# start of Available records

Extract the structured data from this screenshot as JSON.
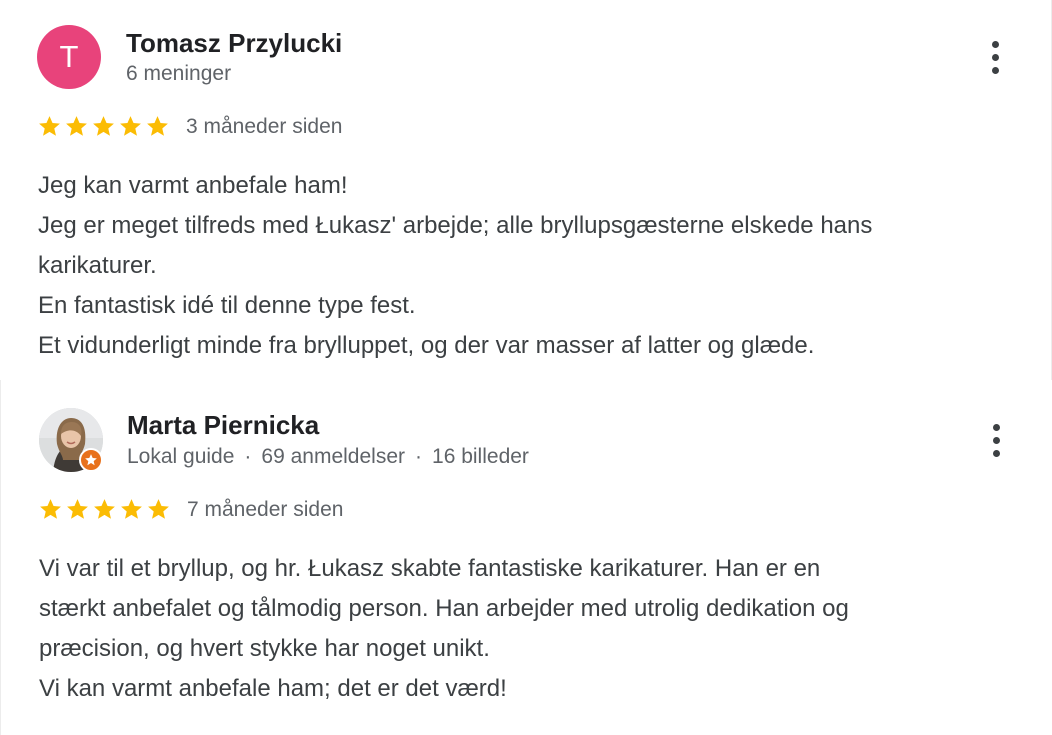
{
  "colors": {
    "avatar_bg": "#e8437b",
    "star": "#fbbc04",
    "guide_badge": "#e8711c"
  },
  "reviews": [
    {
      "author": "Tomasz Przylucki",
      "avatar_letter": "T",
      "meta": "6 meninger",
      "rating": 5,
      "time": "3 måneder siden",
      "text_lines": [
        "Jeg kan varmt anbefale ham!",
        "Jeg er meget tilfreds med Łukasz' arbejde; alle bryllupsgæsterne elskede hans",
        "karikaturer.",
        "En fantastisk idé til denne type fest.",
        "Et vidunderligt minde fra brylluppet, og der var masser af latter og glæde."
      ]
    },
    {
      "author": "Marta Piernicka",
      "meta_parts": [
        "Lokal guide",
        "69 anmeldelser",
        "16 billeder"
      ],
      "meta_separator": "·",
      "rating": 5,
      "time": "7 måneder siden",
      "text_lines": [
        "Vi var til et bryllup, og hr. Łukasz skabte fantastiske karikaturer. Han er en",
        "stærkt anbefalet og tålmodig person. Han arbejder med utrolig dedikation og",
        "præcision, og hvert stykke har noget unikt.",
        "Vi kan varmt anbefale ham; det er det værd!"
      ]
    }
  ],
  "icons": {
    "menu": "more-vert-icon",
    "star": "star-icon",
    "guide": "local-guide-badge-icon"
  }
}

# end of Available records

Copy each line of the data above that holds "author".

      "author": "Tomasz Przylucki",
      "author": "Marta Piernicka",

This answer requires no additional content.